-- Provided text --
[Start of section]

Scientific classification
- Kingdom: Animalia
- Phylum: Arthropoda
- Subphylum: Chelicerata
- Class: Arachnida
- Order: Araneae
- Infraorder: Araneomorphae
- Family: Thomisidae
- Genus: Stiphropus
- Species: S. drassiformis
- Binomial name: Stiphropus drassiformis (O. Pickard-Cambridge, 1883)
- Synonyms: Cyrsillus drassiformis O. Pickard-Cambridge, 1883 ;

= Stiphropus drassiformis =

- Authority: (O. Pickard-Cambridge, 1883)
- Conservation status: DD

Species of spider

Stiphropus drassiformis is a species of crab spider in the family Thomisidae. It is endemic to South Africa.

==Etymology==
The specific name drassiformis likely refers to the spider's resemblance to members of the family Gnaphosidae (ground spiders), formerly known as Drassidae.

==Taxonomy==
The species was originally described as Cyrsillus drassiformis by Octavius Pickard-Cambridge in 1883. It was later transferred to the genus Stiphropus by Lessert in 1919.

[End of section]

-- What you are asked to do --
List every spider family name that appears in the text on Stiphropus drassiformis.

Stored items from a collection

[Start of section]

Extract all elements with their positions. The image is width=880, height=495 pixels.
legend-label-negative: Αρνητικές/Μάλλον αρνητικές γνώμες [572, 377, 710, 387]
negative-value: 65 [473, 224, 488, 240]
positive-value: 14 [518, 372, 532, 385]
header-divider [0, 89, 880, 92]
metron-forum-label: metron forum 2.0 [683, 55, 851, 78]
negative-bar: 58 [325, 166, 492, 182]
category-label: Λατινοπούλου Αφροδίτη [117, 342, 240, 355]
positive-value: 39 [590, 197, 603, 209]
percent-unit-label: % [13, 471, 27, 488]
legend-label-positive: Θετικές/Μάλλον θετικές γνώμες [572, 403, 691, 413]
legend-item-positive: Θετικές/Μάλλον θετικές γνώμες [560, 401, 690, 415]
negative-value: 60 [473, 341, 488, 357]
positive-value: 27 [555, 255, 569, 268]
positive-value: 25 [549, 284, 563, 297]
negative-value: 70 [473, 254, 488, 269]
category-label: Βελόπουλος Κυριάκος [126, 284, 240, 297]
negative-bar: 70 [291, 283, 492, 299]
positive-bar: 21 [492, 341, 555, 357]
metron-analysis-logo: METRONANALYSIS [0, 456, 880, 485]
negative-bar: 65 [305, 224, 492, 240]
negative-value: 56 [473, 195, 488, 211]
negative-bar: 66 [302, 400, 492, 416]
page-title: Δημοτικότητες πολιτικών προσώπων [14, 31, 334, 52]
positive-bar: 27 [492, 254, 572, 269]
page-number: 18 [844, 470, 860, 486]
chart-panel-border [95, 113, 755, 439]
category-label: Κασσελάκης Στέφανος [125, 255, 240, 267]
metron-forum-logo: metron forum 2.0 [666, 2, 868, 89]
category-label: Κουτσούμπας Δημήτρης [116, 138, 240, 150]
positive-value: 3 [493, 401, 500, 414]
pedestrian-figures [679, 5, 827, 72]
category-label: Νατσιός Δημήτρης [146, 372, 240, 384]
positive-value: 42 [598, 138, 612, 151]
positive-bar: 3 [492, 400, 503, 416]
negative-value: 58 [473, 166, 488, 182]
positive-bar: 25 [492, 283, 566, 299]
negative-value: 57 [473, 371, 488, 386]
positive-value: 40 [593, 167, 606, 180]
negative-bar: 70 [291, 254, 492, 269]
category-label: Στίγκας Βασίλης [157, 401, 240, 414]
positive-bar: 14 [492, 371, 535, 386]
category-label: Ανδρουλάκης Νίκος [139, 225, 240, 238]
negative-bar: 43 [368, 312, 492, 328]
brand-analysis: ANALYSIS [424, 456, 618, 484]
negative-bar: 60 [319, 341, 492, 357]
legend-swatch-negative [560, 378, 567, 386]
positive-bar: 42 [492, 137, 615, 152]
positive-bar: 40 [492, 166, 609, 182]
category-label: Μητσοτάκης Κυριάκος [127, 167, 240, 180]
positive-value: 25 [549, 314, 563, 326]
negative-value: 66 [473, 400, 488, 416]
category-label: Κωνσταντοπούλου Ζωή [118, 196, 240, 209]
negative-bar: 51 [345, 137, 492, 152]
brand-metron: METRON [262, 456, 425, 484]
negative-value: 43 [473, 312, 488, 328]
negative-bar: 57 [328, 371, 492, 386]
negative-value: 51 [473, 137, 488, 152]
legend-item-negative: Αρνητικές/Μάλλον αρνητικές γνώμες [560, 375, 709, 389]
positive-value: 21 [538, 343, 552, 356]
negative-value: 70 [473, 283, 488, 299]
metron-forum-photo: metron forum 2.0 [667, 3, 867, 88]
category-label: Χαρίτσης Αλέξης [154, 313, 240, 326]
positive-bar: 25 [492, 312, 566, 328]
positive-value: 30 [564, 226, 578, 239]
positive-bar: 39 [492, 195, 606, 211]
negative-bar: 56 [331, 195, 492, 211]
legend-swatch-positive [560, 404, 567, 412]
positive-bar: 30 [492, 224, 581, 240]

[End of section]

-- Answer below --
Thomisidae, Gnaphosidae, Drassidae